▶ Task brief
Look through the listing for the word "宁夏回族自治区建设黄河流域生态保护和高质量发展先行区促进条例". Copy each line that has it.

▶ Supplied entries

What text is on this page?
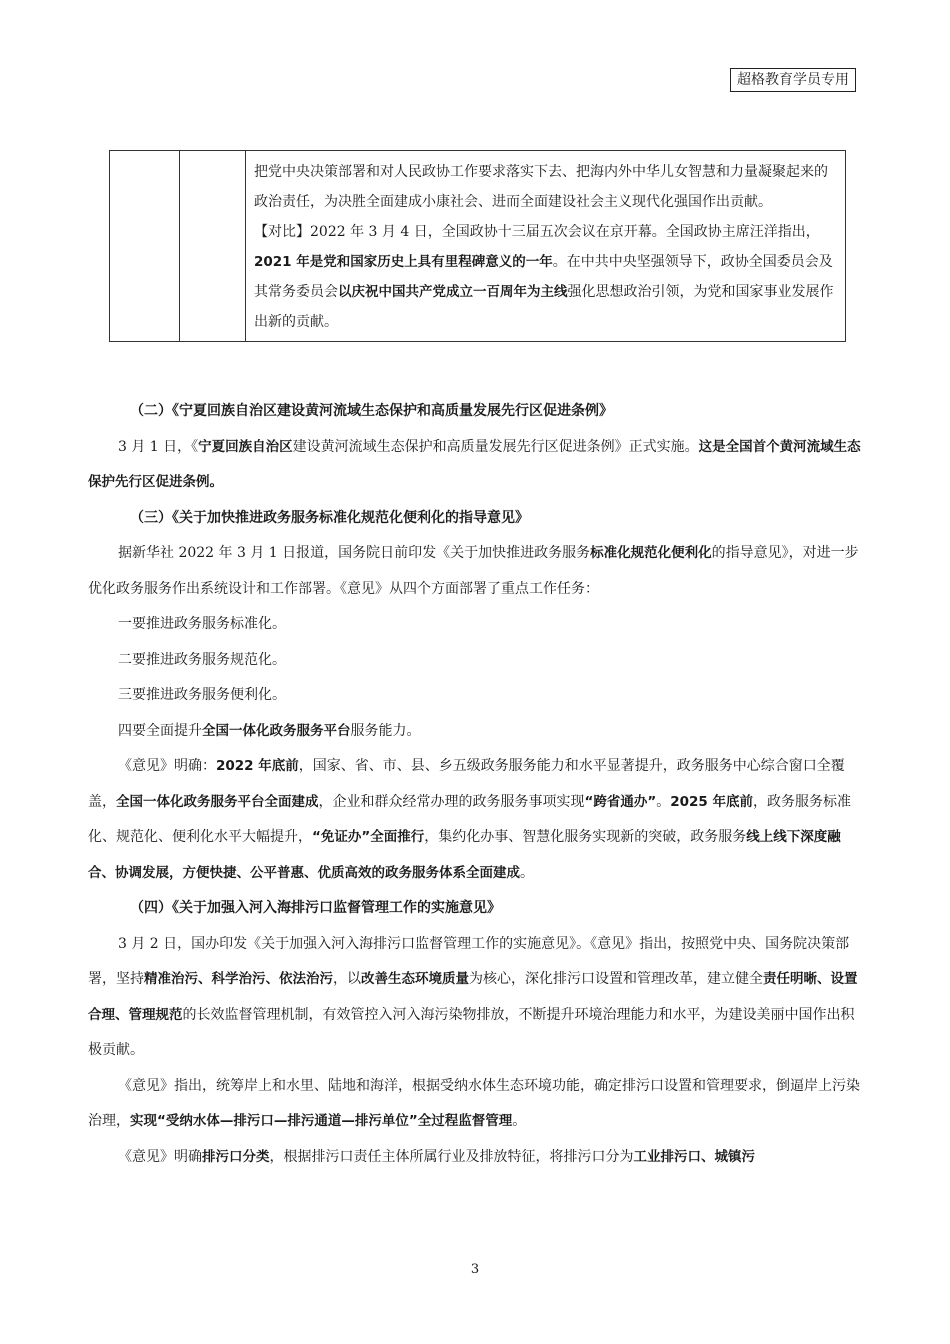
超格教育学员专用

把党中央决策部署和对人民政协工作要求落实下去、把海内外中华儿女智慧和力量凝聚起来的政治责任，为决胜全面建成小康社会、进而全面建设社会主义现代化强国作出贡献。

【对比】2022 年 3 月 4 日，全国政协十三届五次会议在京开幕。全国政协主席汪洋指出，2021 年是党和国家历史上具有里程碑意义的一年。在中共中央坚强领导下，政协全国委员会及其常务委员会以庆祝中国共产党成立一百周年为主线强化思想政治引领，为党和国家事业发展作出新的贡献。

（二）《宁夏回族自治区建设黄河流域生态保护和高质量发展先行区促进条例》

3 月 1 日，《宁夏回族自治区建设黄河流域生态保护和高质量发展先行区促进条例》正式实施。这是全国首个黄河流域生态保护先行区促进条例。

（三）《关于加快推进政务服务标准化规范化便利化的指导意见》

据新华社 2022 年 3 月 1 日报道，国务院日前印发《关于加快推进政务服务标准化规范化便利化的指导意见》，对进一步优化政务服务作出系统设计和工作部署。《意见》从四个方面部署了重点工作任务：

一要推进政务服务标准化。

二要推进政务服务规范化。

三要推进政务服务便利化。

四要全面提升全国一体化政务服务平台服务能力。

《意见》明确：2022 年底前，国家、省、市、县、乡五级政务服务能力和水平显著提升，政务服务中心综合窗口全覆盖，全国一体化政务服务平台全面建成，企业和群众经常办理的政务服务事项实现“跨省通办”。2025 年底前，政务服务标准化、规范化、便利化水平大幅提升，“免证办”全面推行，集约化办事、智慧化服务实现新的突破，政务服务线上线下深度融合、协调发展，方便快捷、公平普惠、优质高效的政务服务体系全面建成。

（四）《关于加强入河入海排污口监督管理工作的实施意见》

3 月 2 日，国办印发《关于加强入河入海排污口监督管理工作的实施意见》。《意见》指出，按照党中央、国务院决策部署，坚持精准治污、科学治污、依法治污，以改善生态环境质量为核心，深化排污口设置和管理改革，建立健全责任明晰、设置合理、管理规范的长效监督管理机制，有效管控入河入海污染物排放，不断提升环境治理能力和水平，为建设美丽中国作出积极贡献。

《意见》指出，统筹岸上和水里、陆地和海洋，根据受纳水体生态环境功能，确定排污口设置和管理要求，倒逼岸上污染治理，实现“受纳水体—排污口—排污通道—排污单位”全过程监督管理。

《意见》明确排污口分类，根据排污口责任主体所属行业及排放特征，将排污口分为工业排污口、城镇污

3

* * *

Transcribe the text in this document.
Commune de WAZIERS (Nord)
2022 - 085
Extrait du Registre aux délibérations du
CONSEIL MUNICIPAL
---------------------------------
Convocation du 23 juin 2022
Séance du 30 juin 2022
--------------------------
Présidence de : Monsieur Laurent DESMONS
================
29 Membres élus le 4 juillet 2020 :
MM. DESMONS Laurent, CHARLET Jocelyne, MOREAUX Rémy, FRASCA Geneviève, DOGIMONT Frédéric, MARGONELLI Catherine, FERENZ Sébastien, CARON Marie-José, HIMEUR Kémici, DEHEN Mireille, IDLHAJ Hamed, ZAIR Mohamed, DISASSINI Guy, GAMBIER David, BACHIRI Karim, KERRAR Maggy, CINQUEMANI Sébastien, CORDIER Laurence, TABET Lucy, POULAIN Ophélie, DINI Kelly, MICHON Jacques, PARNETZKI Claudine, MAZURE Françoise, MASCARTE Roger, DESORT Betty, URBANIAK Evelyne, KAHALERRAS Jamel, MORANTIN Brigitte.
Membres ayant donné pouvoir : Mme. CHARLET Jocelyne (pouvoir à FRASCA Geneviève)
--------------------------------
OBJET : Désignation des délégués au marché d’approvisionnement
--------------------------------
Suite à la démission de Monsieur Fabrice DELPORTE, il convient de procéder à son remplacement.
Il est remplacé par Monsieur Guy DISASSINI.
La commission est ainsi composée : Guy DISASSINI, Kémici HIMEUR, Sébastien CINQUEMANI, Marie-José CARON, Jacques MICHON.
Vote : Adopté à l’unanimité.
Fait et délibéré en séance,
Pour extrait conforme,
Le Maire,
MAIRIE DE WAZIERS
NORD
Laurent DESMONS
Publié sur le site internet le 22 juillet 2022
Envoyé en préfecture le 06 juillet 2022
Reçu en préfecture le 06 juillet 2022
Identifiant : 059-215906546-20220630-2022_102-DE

▶ Result of the task
（二）《宁夏回族自治区建设黄河流域生态保护和高质量发展先行区促进条例》
3 月 1 日，《宁夏回族自治区建设黄河流域生态保护和高质量发展先行区促进条例》正式实施。这是全国首个黄河流域生态保护先行区促进条例。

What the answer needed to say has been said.